# WHAT TO DO
Give every entry again, word for word and in full.

"""

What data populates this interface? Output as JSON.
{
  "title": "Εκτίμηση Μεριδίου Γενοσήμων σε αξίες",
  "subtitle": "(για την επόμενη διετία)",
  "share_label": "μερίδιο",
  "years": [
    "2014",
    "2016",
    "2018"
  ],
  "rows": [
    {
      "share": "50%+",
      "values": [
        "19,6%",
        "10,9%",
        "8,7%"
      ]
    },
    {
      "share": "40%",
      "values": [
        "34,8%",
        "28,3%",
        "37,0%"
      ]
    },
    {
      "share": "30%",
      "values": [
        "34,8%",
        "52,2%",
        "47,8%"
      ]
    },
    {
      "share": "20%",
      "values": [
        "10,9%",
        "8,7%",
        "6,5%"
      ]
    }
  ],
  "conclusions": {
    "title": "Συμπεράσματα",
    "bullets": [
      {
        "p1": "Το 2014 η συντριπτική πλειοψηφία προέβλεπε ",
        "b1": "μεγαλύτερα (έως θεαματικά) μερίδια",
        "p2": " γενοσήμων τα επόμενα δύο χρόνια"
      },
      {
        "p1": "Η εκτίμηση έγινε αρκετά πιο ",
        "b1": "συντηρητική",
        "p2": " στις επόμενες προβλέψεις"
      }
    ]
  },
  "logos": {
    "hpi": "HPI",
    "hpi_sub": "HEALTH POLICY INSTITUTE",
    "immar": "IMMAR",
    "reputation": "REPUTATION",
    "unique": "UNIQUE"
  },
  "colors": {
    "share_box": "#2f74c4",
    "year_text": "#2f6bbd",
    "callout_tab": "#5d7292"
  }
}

"""

# SOLUTION TO THIS PROBLEM
What data populates this interface? Output as JSON.
{
  "title": "Εκτίμηση Μεριδίου Γενοσήμων σε αξίες",
  "subtitle": "(για την επόμενη διετία)",
  "share_label": "μερίδιο",
  "years": [
    "2014",
    "2016",
    "2018"
  ],
  "rows": [
    {
      "share": "50%+",
      "values": [
        "19,6%",
        "10,9%",
        "8,7%"
      ]
    },
    {
      "share": "40%",
      "values": [
        "34,8%",
        "28,3%",
        "37,0%"
      ]
    },
    {
      "share": "30%",
      "values": [
        "34,8%",
        "52,2%",
        "47,8%"
      ]
    },
    {
      "share": "20%",
      "values": [
        "10,9%",
        "8,7%",
        "6,5%"
      ]
    }
  ],
  "conclusions": {
    "title": "Συμπεράσματα",
    "bullets": [
      {
        "p1": "Το 2014 η συντριπτική πλειοψηφία προέβλεπε ",
        "b1": "μεγαλύτερα (έως θεαματικά) μερίδια",
        "p2": " γενοσήμων τα επόμενα δύο χρόνια"
      },
      {
        "p1": "Η εκτίμηση έγινε αρκετά πιο ",
        "b1": "συντηρητική",
        "p2": " στις επόμενες προβλέψεις"
      }
    ]
  },
  "logos": {
    "hpi": "HPI",
    "hpi_sub": "HEALTH POLICY INSTITUTE",
    "immar": "IMMAR",
    "reputation": "REPUTATION",
    "unique": "UNIQUE"
  },
  "colors": {
    "share_box": "#2f74c4",
    "year_text": "#2f6bbd",
    "callout_tab": "#5d7292"
  }
}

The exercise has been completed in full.